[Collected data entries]
----------
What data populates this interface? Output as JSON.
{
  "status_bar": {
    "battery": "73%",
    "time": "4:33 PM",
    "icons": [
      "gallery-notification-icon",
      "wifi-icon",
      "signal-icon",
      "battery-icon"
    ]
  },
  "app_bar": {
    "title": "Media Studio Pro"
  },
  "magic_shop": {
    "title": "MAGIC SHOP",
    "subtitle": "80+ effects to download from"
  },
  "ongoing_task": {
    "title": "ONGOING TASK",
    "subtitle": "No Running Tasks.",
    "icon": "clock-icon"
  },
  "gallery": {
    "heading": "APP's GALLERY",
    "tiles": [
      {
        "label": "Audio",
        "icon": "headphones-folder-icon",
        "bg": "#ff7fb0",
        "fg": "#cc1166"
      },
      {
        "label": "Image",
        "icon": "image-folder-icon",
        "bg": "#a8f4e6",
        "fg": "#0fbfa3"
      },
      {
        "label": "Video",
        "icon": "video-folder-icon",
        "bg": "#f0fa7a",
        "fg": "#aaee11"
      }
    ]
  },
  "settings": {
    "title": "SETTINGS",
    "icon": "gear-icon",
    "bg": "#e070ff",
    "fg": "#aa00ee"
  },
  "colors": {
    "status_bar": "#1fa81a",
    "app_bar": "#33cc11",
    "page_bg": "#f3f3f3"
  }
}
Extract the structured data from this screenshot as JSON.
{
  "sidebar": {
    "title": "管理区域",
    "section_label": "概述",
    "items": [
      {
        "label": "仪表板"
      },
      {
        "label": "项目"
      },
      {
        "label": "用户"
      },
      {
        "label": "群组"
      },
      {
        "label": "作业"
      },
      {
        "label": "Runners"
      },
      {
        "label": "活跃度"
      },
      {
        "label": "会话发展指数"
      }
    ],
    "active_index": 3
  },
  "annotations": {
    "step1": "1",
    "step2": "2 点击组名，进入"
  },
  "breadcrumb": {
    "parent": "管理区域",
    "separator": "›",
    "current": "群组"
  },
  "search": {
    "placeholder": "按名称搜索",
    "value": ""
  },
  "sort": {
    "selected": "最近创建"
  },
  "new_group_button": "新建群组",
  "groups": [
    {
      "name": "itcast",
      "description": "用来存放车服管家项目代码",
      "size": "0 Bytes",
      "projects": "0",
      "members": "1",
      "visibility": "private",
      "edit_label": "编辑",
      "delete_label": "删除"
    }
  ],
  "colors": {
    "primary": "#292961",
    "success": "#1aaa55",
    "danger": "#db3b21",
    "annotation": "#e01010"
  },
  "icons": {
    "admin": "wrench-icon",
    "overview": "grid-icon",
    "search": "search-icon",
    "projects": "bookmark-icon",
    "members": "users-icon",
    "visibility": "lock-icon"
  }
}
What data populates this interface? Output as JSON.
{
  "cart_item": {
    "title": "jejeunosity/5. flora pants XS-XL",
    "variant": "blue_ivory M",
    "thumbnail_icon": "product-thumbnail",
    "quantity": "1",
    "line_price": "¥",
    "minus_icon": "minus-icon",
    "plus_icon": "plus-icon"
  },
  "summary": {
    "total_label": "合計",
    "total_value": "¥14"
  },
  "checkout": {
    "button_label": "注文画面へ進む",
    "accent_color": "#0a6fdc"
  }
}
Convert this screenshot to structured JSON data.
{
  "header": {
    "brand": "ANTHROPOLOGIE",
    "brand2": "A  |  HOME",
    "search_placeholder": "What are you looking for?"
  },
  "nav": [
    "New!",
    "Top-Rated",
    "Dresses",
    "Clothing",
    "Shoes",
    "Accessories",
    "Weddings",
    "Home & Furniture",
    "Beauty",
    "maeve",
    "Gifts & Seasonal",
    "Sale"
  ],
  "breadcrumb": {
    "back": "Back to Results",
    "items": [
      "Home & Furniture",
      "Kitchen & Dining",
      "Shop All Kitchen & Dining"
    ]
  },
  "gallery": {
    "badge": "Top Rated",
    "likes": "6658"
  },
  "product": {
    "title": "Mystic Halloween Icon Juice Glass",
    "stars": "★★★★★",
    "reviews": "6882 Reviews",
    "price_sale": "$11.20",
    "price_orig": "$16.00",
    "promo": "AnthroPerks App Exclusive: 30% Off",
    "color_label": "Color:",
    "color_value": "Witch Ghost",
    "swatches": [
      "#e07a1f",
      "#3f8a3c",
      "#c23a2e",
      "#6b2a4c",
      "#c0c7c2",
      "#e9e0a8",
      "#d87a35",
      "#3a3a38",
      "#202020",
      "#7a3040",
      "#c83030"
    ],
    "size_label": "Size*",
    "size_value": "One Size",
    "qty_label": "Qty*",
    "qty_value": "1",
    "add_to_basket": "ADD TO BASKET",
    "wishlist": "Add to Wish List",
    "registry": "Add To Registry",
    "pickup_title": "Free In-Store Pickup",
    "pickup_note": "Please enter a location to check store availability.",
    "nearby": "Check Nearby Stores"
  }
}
----------
▸ **Objective**
Copy each line of the data above without altering a single character.

▸ **Exercise result**
What data populates this interface? Output as JSON.
{
  "status_bar": {
    "battery": "73%",
    "time": "4:33 PM",
    "icons": [
      "gallery-notification-icon",
      "wifi-icon",
      "signal-icon",
      "battery-icon"
    ]
  },
  "app_bar": {
    "title": "Media Studio Pro"
  },
  "magic_shop": {
    "title": "MAGIC SHOP",
    "subtitle": "80+ effects to download from"
  },
  "ongoing_task": {
    "title": "ONGOING TASK",
    "subtitle": "No Running Tasks.",
    "icon": "clock-icon"
  },
  "gallery": {
    "heading": "APP's GALLERY",
    "tiles": [
      {
        "label": "Audio",
        "icon": "headphones-folder-icon",
        "bg": "#ff7fb0",
        "fg": "#cc1166"
      },
      {
        "label": "Image",
        "icon": "image-folder-icon",
        "bg": "#a8f4e6",
        "fg": "#0fbfa3"
      },
      {
        "label": "Video",
        "icon": "video-folder-icon",
        "bg": "#f0fa7a",
        "fg": "#aaee11"
      }
    ]
  },
  "settings": {
    "title": "SETTINGS",
    "icon": "gear-icon",
    "bg": "#e070ff",
    "fg": "#aa00ee"
  },
  "colors": {
    "status_bar": "#1fa81a",
    "app_bar": "#33cc11",
    "page_bg": "#f3f3f3"
  }
}
Extract the structured data from this screenshot as JSON.
{
  "sidebar": {
    "title": "管理区域",
    "section_label": "概述",
    "items": [
      {
        "label": "仪表板"
      },
      {
        "label": "项目"
      },
      {
        "label": "用户"
      },
      {
        "label": "群组"
      },
      {
        "label": "作业"
      },
      {
        "label": "Runners"
      },
      {
        "label": "活跃度"
      },
      {
        "label": "会话发展指数"
      }
    ],
    "active_index": 3
  },
  "annotations": {
    "step1": "1",
    "step2": "2 点击组名，进入"
  },
  "breadcrumb": {
    "parent": "管理区域",
    "separator": "›",
    "current": "群组"
  },
  "search": {
    "placeholder": "按名称搜索",
    "value": ""
  },
  "sort": {
    "selected": "最近创建"
  },
  "new_group_button": "新建群组",
  "groups": [
    {
      "name": "itcast",
      "description": "用来存放车服管家项目代码",
      "size": "0 Bytes",
      "projects": "0",
      "members": "1",
      "visibility": "private",
      "edit_label": "编辑",
      "delete_label": "删除"
    }
  ],
  "colors": {
    "primary": "#292961",
    "success": "#1aaa55",
    "danger": "#db3b21",
    "annotation": "#e01010"
  },
  "icons": {
    "admin": "wrench-icon",
    "overview": "grid-icon",
    "search": "search-icon",
    "projects": "bookmark-icon",
    "members": "users-icon",
    "visibility": "lock-icon"
  }
}
What data populates this interface? Output as JSON.
{
  "cart_item": {
    "title": "jejeunosity/5. flora pants XS-XL",
    "variant": "blue_ivory M",
    "thumbnail_icon": "product-thumbnail",
    "quantity": "1",
    "line_price": "¥",
    "minus_icon": "minus-icon",
    "plus_icon": "plus-icon"
  },
  "summary": {
    "total_label": "合計",
    "total_value": "¥14"
  },
  "checkout": {
    "button_label": "注文画面へ進む",
    "accent_color": "#0a6fdc"
  }
}
Convert this screenshot to structured JSON data.
{
  "header": {
    "brand": "ANTHROPOLOGIE",
    "brand2": "A  |  HOME",
    "search_placeholder": "What are you looking for?"
  },
  "nav": [
    "New!",
    "Top-Rated",
    "Dresses",
    "Clothing",
    "Shoes",
    "Accessories",
    "Weddings",
    "Home & Furniture",
    "Beauty",
    "maeve",
    "Gifts & Seasonal",
    "Sale"
  ],
  "breadcrumb": {
    "back": "Back to Results",
    "items": [
      "Home & Furniture",
      "Kitchen & Dining",
      "Shop All Kitchen & Dining"
    ]
  },
  "gallery": {
    "badge": "Top Rated",
    "likes": "6658"
  },
  "product": {
    "title": "Mystic Halloween Icon Juice Glass",
    "stars": "★★★★★",
    "reviews": "6882 Reviews",
    "price_sale": "$11.20",
    "price_orig": "$16.00",
    "promo": "AnthroPerks App Exclusive: 30% Off",
    "color_label": "Color:",
    "color_value": "Witch Ghost",
    "swatches": [
      "#e07a1f",
      "#3f8a3c",
      "#c23a2e",
      "#6b2a4c",
      "#c0c7c2",
      "#e9e0a8",
      "#d87a35",
      "#3a3a38",
      "#202020",
      "#7a3040",
      "#c83030"
    ],
    "size_label": "Size*",
    "size_value": "One Size",
    "qty_label": "Qty*",
    "qty_value": "1",
    "add_to_basket": "ADD TO BASKET",
    "wishlist": "Add to Wish List",
    "registry": "Add To Registry",
    "pickup_title": "Free In-Store Pickup",
    "pickup_note": "Please enter a location to check store availability.",
    "nearby": "Check Nearby Stores"
  }
}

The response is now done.